WRITTEN EXERCISE: Take every line from the listing below that includes "highlighted" and copy it.

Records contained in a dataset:
==============================
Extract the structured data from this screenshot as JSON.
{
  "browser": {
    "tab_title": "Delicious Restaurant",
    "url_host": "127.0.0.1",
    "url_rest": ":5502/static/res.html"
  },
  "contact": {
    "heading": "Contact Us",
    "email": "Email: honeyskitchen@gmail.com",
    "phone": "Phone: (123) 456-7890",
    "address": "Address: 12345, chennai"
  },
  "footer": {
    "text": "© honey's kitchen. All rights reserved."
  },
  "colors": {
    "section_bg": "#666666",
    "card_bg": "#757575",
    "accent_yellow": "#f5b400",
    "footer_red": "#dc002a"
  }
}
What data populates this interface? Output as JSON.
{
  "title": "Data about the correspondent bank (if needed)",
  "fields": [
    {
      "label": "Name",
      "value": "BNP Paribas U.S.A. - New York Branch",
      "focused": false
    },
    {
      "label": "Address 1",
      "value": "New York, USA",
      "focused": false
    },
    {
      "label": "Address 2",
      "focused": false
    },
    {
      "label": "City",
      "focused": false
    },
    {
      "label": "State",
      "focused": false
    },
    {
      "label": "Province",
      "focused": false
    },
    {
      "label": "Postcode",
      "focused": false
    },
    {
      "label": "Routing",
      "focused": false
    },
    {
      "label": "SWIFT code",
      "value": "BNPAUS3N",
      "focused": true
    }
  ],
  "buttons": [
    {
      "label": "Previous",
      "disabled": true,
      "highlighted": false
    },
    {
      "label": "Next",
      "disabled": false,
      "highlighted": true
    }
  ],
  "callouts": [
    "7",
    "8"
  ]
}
==============================
TASK SOLUTION:
      "highlighted": false
      "highlighted": true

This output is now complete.